+++ Data excerpts

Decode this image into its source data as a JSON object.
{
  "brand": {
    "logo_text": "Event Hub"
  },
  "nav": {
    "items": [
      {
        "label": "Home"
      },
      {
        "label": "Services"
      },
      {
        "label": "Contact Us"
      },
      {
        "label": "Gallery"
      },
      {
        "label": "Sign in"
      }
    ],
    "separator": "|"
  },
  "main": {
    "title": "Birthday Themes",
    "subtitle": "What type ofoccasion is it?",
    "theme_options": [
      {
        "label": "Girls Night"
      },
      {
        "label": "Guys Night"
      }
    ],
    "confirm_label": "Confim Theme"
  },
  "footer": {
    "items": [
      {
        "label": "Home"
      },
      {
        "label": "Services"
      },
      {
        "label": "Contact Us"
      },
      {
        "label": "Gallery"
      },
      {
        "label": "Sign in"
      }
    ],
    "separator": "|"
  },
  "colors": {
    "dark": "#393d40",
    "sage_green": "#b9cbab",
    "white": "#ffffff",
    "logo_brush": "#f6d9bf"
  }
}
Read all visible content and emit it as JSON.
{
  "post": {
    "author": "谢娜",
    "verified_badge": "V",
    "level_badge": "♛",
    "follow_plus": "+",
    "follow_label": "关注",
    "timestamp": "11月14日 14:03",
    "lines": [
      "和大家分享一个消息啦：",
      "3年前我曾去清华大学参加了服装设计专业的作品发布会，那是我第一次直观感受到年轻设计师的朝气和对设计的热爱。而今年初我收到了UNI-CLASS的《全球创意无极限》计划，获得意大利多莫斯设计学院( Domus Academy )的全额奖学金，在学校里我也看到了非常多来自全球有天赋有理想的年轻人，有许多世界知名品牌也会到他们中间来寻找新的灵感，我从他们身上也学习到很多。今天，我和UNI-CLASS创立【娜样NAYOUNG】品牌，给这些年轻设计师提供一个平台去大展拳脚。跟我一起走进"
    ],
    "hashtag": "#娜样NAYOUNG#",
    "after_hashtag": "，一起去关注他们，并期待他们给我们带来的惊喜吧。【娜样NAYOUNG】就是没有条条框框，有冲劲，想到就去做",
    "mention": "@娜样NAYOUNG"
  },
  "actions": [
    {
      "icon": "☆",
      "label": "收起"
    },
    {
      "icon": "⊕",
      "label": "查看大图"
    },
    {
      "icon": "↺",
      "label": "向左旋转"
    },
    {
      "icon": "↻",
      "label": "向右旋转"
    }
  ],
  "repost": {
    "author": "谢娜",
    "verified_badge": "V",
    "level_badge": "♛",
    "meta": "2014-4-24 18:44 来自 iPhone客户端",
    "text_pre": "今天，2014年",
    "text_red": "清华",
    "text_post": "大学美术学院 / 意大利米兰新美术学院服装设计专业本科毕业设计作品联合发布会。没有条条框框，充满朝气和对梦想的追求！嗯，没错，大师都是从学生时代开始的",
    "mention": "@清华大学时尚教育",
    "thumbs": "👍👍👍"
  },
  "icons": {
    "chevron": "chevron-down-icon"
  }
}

++++++

▶ _What you need to do_
Write out every entry again, keeping each line exactly the same.

▶ _Response to the task_
Decode this image into its source data as a JSON object.
{
  "brand": {
    "logo_text": "Event Hub"
  },
  "nav": {
    "items": [
      {
        "label": "Home"
      },
      {
        "label": "Services"
      },
      {
        "label": "Contact Us"
      },
      {
        "label": "Gallery"
      },
      {
        "label": "Sign in"
      }
    ],
    "separator": "|"
  },
  "main": {
    "title": "Birthday Themes",
    "subtitle": "What type ofoccasion is it?",
    "theme_options": [
      {
        "label": "Girls Night"
      },
      {
        "label": "Guys Night"
      }
    ],
    "confirm_label": "Confim Theme"
  },
  "footer": {
    "items": [
      {
        "label": "Home"
      },
      {
        "label": "Services"
      },
      {
        "label": "Contact Us"
      },
      {
        "label": "Gallery"
      },
      {
        "label": "Sign in"
      }
    ],
    "separator": "|"
  },
  "colors": {
    "dark": "#393d40",
    "sage_green": "#b9cbab",
    "white": "#ffffff",
    "logo_brush": "#f6d9bf"
  }
}
Read all visible content and emit it as JSON.
{
  "post": {
    "author": "谢娜",
    "verified_badge": "V",
    "level_badge": "♛",
    "follow_plus": "+",
    "follow_label": "关注",
    "timestamp": "11月14日 14:03",
    "lines": [
      "和大家分享一个消息啦：",
      "3年前我曾去清华大学参加了服装设计专业的作品发布会，那是我第一次直观感受到年轻设计师的朝气和对设计的热爱。而今年初我收到了UNI-CLASS的《全球创意无极限》计划，获得意大利多莫斯设计学院( Domus Academy )的全额奖学金，在学校里我也看到了非常多来自全球有天赋有理想的年轻人，有许多世界知名品牌也会到他们中间来寻找新的灵感，我从他们身上也学习到很多。今天，我和UNI-CLASS创立【娜样NAYOUNG】品牌，给这些年轻设计师提供一个平台去大展拳脚。跟我一起走进"
    ],
    "hashtag": "#娜样NAYOUNG#",
    "after_hashtag": "，一起去关注他们，并期待他们给我们带来的惊喜吧。【娜样NAYOUNG】就是没有条条框框，有冲劲，想到就去做",
    "mention": "@娜样NAYOUNG"
  },
  "actions": [
    {
      "icon": "☆",
      "label": "收起"
    },
    {
      "icon": "⊕",
      "label": "查看大图"
    },
    {
      "icon": "↺",
      "label": "向左旋转"
    },
    {
      "icon": "↻",
      "label": "向右旋转"
    }
  ],
  "repost": {
    "author": "谢娜",
    "verified_badge": "V",
    "level_badge": "♛",
    "meta": "2014-4-24 18:44 来自 iPhone客户端",
    "text_pre": "今天，2014年",
    "text_red": "清华",
    "text_post": "大学美术学院 / 意大利米兰新美术学院服装设计专业本科毕业设计作品联合发布会。没有条条框框，充满朝气和对梦想的追求！嗯，没错，大师都是从学生时代开始的",
    "mention": "@清华大学时尚教育",
    "thumbs": "👍👍👍"
  },
  "icons": {
    "chevron": "chevron-down-icon"
  }
}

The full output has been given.